TASK TO CARRY OUT
Gather each line of the records where "true" appears.

────────────────

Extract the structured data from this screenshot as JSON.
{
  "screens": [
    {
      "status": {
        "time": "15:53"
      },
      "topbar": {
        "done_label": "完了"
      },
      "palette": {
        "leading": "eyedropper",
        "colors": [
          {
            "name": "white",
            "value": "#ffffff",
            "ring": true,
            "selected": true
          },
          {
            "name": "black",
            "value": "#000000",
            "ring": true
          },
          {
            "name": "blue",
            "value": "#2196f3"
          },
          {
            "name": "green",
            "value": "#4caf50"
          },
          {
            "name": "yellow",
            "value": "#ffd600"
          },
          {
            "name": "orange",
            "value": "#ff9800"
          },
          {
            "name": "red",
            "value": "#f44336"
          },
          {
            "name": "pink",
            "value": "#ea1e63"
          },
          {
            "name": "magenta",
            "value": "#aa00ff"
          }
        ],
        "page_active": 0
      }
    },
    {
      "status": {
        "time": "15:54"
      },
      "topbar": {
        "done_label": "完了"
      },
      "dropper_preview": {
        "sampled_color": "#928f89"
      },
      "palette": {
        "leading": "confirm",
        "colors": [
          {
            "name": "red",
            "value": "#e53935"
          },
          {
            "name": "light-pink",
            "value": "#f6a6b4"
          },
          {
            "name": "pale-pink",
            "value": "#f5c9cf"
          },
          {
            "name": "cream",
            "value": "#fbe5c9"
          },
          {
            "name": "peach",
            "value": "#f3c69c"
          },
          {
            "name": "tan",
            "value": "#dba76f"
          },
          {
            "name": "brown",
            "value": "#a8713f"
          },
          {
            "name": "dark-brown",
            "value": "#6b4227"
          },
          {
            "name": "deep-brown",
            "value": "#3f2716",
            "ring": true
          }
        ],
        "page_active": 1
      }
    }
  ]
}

────────────────

ANSWER TO THE EXERCISE
            "ring": true,
            "selected": true
            "ring": true
            "ring": true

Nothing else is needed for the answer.